WRITTEN REQUEST:
Find each line with the word "acetate" and say how many there are, nothing else.

** Start DATA FOR THE TASK **

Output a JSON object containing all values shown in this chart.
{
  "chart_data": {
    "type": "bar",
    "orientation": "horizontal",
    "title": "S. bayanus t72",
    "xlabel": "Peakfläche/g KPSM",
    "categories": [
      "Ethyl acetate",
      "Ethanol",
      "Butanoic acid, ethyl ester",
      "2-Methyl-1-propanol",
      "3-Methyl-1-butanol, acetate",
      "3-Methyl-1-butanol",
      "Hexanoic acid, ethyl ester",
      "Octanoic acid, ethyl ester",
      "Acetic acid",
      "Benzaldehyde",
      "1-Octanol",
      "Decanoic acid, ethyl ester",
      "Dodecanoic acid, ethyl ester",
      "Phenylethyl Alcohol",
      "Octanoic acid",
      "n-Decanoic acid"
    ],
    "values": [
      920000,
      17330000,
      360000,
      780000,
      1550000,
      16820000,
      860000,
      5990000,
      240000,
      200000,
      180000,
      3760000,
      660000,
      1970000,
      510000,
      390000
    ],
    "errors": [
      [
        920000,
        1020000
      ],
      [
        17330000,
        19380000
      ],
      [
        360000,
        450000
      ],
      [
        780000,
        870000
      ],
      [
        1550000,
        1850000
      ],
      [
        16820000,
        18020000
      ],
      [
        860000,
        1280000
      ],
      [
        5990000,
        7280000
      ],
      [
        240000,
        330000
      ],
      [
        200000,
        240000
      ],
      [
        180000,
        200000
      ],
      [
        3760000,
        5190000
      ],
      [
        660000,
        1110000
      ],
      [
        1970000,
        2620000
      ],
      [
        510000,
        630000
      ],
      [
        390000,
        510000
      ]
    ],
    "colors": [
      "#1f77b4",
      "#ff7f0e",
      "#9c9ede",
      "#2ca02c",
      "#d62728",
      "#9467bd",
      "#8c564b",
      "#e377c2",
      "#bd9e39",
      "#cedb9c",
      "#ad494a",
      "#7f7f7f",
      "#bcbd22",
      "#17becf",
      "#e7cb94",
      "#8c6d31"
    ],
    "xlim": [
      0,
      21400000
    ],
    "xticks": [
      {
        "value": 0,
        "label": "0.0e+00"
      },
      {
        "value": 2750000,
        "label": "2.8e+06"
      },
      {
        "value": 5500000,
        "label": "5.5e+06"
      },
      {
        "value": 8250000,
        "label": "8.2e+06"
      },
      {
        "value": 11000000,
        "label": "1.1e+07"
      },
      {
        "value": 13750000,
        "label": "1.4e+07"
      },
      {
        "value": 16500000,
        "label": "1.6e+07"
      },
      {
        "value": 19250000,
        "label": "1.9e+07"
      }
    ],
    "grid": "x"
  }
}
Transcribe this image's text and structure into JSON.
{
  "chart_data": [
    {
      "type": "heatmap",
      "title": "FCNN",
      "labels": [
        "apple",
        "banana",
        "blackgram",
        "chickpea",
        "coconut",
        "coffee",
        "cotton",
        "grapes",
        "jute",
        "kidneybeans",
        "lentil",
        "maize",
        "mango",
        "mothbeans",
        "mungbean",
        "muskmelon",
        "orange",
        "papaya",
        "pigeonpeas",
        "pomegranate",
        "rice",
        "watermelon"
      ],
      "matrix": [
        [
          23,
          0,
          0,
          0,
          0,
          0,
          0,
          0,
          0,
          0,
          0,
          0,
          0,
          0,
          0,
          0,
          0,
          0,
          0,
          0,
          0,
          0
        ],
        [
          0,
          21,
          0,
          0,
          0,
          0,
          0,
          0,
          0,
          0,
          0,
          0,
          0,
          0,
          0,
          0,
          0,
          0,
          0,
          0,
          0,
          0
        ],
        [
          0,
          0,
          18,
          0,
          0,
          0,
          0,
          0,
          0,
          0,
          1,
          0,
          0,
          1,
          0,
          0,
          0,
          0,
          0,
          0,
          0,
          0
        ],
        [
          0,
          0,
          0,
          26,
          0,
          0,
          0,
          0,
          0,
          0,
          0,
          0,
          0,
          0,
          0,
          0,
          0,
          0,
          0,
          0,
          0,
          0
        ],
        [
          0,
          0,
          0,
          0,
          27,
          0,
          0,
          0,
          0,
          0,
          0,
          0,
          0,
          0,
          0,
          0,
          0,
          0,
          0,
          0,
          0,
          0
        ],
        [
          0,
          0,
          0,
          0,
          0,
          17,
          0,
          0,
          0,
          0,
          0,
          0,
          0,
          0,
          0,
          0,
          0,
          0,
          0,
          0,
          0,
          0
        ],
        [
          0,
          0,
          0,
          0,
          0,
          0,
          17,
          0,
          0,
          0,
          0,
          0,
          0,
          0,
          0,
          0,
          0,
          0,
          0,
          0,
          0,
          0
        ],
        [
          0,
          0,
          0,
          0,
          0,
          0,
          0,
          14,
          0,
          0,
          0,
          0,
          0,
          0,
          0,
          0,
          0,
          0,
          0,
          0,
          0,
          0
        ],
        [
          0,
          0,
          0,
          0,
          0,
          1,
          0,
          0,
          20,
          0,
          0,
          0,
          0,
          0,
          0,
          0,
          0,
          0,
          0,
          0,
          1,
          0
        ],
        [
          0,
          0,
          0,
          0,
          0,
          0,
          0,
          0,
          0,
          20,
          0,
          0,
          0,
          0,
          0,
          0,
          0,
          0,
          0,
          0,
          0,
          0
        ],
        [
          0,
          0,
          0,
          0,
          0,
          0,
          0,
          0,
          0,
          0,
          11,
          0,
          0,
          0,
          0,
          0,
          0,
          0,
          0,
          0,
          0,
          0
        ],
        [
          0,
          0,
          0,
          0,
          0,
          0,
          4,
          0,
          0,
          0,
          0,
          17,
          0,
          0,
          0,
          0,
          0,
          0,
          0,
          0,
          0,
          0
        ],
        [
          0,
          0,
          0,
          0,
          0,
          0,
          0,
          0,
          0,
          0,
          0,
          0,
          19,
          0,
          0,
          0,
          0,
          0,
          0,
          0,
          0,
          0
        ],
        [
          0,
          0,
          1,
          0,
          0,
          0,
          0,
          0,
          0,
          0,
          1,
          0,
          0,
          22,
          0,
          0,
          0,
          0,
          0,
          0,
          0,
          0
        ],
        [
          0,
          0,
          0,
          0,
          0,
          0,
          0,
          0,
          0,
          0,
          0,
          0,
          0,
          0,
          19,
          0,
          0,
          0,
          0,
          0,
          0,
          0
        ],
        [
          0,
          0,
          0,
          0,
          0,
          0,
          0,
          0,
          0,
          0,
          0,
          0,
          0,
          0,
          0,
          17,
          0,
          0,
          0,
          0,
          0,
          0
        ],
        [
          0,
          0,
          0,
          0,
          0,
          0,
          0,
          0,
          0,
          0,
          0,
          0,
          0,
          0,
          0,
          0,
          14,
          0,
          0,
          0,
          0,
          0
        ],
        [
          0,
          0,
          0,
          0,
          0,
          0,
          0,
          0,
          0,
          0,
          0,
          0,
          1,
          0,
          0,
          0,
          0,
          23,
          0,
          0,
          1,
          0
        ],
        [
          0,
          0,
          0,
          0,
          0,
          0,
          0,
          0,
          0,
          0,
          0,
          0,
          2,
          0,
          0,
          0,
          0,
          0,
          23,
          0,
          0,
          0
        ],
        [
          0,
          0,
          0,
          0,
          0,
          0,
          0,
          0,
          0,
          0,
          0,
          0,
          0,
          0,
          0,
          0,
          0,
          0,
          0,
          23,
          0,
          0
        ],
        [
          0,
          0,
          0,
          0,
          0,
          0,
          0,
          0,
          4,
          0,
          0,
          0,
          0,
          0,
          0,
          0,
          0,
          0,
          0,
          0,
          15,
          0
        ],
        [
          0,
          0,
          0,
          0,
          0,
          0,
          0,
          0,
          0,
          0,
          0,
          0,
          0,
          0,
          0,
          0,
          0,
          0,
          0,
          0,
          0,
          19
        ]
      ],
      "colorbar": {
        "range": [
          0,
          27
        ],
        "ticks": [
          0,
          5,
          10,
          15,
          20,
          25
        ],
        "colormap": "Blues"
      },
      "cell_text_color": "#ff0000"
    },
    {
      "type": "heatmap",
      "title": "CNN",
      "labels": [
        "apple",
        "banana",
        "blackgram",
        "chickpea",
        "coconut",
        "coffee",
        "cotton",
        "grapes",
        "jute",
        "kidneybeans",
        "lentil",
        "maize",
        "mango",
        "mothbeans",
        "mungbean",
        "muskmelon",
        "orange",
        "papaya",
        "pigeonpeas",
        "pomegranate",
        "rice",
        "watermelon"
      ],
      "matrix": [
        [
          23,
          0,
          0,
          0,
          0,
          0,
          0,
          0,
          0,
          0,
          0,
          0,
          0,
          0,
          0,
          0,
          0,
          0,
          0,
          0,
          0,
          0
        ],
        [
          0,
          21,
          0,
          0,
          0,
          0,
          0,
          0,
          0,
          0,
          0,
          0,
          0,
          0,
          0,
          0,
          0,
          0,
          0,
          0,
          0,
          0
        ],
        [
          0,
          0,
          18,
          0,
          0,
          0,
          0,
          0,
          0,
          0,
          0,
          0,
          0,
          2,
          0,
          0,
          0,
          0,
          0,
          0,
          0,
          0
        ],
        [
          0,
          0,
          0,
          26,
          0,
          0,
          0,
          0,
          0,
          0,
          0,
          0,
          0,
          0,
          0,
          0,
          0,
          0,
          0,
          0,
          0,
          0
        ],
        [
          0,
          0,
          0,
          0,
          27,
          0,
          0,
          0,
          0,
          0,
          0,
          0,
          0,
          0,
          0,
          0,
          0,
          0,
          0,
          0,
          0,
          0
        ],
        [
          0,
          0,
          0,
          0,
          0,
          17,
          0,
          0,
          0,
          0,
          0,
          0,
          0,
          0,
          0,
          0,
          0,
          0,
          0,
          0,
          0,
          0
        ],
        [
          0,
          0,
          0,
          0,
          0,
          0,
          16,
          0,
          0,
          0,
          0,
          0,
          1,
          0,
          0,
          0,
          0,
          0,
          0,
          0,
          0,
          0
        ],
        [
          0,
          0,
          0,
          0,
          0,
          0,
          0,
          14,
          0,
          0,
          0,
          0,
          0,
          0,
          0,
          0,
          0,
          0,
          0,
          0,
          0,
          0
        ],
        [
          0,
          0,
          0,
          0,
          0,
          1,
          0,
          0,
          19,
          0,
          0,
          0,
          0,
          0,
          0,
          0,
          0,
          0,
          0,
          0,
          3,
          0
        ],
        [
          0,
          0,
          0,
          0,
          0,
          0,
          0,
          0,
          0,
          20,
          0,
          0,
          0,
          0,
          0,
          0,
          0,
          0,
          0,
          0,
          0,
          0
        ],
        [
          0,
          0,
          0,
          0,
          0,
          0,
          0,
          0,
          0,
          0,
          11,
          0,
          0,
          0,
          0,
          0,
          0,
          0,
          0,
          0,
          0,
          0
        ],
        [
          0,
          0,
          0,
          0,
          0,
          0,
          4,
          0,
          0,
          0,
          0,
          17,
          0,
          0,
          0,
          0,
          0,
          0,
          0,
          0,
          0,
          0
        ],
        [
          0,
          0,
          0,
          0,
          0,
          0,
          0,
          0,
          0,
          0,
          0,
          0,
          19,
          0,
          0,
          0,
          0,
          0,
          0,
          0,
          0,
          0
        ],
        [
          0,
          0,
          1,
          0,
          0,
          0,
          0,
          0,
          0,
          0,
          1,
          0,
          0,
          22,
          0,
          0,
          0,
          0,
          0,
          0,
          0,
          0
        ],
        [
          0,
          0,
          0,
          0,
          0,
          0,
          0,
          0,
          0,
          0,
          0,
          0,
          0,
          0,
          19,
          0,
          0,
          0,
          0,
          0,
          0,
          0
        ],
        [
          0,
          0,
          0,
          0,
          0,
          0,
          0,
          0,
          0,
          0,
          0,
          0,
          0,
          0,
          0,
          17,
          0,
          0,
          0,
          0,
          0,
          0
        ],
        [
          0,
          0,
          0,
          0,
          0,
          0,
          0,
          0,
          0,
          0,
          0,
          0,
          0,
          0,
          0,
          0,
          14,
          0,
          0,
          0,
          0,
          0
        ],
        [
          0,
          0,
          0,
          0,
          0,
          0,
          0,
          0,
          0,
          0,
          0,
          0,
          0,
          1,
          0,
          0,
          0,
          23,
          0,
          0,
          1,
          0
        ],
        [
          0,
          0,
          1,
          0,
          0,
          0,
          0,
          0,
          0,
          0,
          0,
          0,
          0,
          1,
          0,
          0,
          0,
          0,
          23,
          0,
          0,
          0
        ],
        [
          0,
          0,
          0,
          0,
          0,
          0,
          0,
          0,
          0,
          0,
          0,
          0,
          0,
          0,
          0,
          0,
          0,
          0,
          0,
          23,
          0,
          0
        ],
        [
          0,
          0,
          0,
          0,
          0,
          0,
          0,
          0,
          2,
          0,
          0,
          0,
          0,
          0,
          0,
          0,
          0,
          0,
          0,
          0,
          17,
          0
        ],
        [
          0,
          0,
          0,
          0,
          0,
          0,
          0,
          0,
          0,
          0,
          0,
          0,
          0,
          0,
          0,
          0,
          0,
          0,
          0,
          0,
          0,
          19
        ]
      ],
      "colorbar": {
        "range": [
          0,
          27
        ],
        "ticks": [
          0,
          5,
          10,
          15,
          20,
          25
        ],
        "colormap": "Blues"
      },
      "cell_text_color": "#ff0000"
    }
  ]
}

** End DATA FOR THE TASK **

SOLUTION FOR THIS TASK:
2